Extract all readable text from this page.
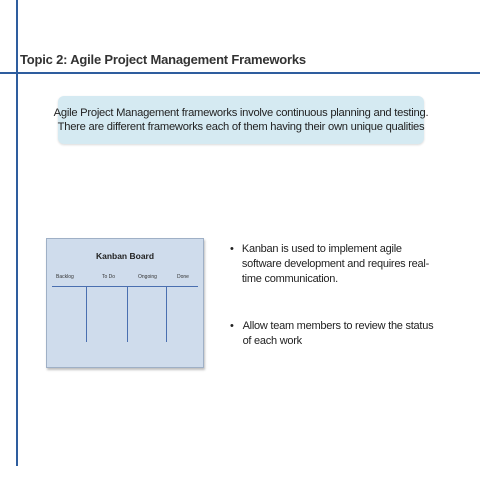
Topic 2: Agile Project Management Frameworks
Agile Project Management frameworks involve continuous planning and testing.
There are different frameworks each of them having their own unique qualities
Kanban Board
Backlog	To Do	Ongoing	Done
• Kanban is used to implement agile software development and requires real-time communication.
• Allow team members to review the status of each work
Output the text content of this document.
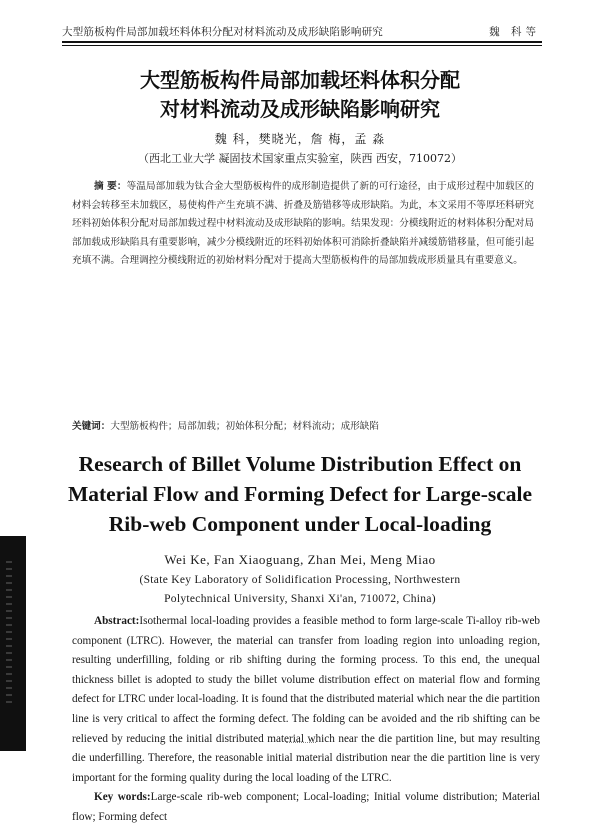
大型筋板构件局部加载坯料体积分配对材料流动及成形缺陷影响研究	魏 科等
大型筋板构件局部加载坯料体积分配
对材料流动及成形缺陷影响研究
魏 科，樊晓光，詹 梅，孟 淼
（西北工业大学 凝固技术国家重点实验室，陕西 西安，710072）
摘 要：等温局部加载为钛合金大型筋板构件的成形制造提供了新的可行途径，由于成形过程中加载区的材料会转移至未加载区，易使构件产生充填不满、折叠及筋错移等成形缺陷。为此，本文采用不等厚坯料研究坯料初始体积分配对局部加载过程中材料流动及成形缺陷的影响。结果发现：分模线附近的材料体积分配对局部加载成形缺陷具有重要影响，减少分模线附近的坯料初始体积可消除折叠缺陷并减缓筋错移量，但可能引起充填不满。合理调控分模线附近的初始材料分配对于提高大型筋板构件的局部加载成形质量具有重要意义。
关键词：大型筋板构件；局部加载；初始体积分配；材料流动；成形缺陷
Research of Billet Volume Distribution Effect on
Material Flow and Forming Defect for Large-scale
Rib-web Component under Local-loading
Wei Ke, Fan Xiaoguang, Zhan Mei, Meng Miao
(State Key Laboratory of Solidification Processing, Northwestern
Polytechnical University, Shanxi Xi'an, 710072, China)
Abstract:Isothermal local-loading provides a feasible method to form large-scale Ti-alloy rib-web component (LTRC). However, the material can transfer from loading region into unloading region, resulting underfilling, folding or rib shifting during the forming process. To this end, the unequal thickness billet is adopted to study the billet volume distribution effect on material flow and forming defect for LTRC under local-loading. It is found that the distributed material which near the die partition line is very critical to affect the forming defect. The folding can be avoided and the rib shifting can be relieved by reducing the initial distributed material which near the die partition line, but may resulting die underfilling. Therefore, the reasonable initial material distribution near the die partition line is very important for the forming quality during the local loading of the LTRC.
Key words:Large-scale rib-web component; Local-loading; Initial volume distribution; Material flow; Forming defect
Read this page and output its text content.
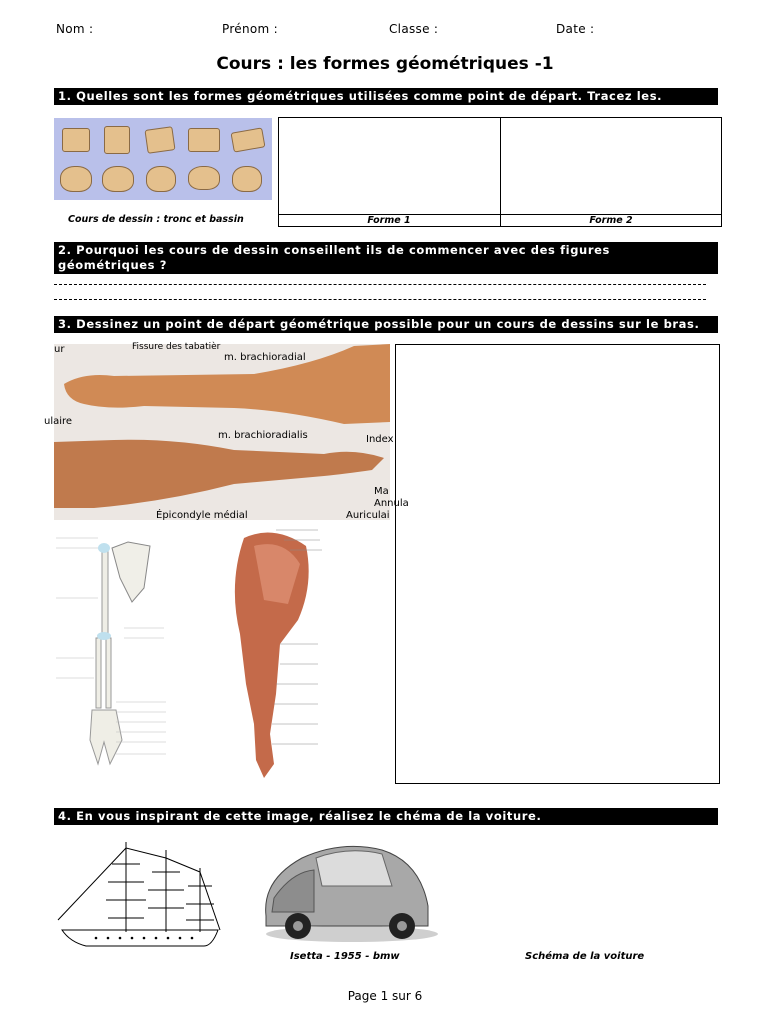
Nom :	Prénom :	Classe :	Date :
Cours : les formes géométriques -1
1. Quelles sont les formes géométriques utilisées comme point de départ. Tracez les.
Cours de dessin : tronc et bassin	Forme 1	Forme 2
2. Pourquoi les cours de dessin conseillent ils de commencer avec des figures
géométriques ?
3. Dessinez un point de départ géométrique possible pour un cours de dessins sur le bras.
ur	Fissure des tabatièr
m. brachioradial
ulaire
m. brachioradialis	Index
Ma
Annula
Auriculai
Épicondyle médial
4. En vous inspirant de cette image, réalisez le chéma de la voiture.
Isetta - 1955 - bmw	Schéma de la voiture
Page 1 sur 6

═══

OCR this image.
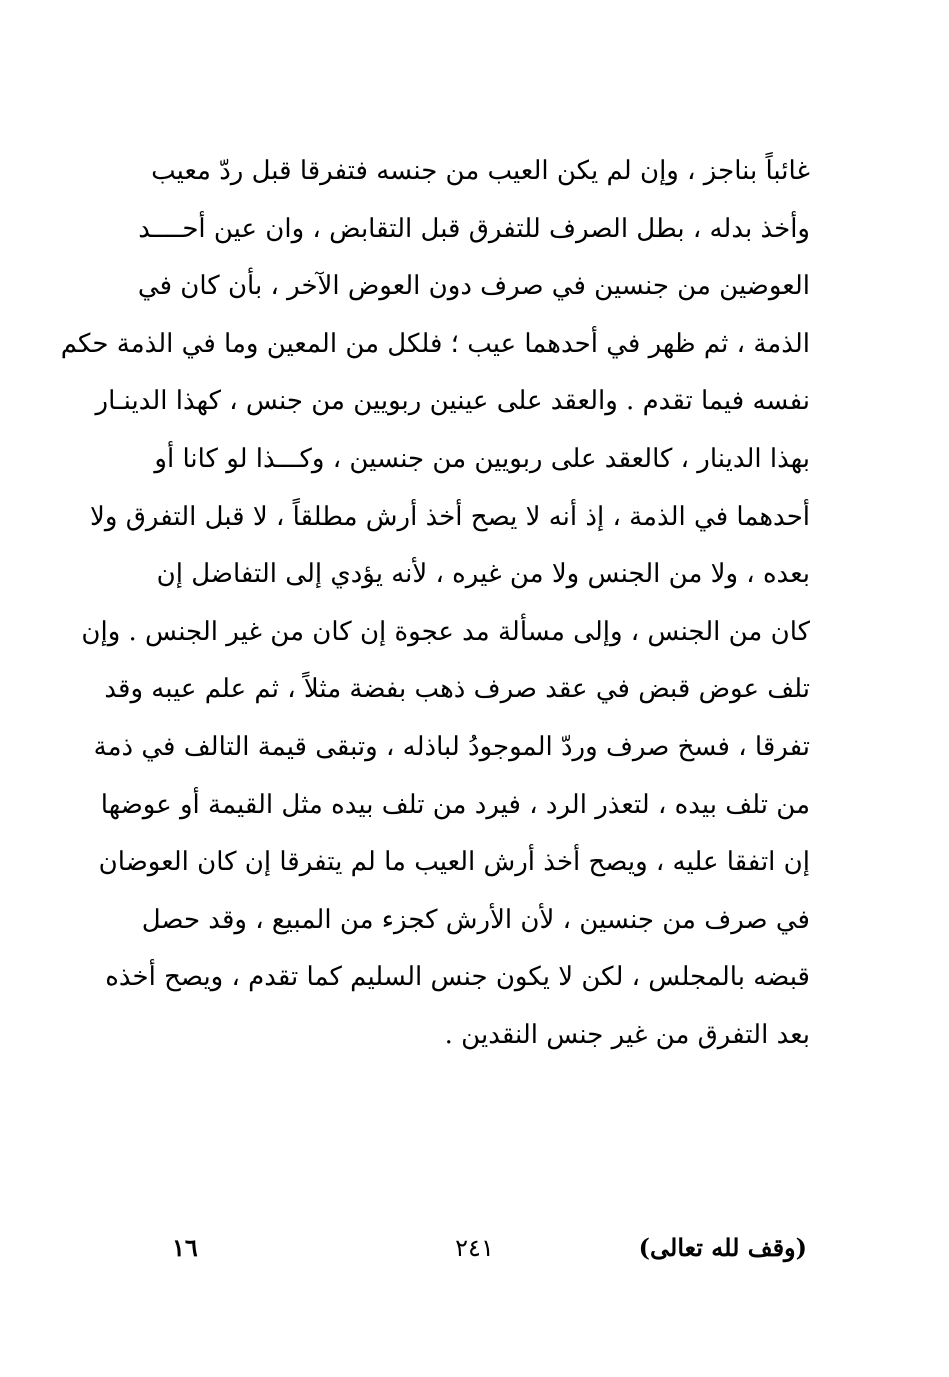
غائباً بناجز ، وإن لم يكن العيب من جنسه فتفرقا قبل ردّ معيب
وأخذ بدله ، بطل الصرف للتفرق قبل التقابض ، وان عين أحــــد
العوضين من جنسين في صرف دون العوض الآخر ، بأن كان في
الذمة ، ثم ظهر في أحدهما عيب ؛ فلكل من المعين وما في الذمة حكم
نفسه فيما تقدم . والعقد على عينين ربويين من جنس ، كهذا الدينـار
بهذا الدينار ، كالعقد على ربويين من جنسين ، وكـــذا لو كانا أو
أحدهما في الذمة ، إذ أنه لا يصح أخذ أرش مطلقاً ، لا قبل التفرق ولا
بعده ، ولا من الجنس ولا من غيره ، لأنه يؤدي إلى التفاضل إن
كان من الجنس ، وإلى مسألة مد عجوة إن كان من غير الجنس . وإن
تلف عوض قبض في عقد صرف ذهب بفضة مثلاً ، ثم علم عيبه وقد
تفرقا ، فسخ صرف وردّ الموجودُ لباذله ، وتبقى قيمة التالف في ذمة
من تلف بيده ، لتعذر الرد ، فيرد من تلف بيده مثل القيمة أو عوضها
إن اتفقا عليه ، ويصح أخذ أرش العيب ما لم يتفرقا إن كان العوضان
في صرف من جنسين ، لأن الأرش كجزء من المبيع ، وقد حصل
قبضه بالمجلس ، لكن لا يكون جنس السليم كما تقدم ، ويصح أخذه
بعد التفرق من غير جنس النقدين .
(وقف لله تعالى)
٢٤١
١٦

═══

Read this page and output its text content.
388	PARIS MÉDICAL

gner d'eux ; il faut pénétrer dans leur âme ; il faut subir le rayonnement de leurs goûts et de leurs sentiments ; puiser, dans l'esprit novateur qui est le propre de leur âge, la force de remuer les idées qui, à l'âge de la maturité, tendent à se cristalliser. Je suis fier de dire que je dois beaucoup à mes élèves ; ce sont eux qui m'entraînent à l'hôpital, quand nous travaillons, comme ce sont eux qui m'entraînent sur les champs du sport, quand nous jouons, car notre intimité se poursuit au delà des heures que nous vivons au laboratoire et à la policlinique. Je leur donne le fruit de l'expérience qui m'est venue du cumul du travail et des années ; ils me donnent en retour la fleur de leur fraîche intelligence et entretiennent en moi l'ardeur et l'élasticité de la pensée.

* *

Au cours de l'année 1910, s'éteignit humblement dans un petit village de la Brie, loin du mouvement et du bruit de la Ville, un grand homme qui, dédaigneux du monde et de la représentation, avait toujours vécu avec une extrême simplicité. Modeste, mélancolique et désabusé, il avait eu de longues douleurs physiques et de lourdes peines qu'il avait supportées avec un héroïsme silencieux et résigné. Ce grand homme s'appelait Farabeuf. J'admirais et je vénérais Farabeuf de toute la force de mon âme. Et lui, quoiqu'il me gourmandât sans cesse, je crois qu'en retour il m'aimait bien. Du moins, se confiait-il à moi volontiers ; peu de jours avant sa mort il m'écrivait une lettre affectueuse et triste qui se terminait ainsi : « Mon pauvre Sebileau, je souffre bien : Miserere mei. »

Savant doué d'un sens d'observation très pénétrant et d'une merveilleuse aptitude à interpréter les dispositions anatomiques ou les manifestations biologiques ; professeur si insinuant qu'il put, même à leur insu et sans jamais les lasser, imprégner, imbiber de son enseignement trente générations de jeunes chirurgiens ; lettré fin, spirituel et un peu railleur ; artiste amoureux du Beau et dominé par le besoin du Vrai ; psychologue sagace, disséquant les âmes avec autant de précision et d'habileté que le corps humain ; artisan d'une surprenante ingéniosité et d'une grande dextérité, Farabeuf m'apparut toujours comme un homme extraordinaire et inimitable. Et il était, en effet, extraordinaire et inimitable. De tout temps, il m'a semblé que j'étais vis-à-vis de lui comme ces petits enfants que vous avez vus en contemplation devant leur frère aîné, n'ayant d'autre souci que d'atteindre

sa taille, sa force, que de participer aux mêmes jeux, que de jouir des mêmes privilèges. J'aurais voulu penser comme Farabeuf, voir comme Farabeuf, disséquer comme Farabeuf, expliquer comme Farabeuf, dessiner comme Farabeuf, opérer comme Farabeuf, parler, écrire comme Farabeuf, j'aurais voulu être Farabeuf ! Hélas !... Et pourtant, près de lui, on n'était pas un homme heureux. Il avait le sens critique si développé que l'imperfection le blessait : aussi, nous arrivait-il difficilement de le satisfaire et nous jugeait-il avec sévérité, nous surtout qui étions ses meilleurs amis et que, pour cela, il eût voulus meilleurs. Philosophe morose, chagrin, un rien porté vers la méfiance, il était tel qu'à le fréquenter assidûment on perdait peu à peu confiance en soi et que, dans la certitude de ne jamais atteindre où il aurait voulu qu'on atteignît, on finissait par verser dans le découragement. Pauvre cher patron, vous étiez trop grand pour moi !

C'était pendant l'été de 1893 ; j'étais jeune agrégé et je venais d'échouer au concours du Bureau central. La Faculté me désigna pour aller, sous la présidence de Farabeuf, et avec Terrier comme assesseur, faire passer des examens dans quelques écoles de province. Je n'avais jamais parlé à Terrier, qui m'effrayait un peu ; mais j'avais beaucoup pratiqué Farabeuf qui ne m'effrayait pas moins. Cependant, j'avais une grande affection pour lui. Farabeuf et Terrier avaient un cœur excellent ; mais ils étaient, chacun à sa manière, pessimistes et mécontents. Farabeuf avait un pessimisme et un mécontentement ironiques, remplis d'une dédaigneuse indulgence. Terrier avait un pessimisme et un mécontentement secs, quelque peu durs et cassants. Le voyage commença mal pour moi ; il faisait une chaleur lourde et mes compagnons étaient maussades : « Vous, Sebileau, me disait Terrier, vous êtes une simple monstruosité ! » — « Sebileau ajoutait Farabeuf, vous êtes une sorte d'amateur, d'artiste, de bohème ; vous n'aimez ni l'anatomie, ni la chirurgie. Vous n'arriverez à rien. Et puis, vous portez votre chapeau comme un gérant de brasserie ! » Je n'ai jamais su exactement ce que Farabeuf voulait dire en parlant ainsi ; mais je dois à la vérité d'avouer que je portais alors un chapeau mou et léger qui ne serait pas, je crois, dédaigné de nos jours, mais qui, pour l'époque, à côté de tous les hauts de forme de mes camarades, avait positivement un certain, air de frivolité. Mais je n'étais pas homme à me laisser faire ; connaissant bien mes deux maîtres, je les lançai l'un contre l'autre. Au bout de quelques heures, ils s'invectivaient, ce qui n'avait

═══

How many of the lines above include the word "from"? Respond with the number alone.

• EXERCISE RESULT
2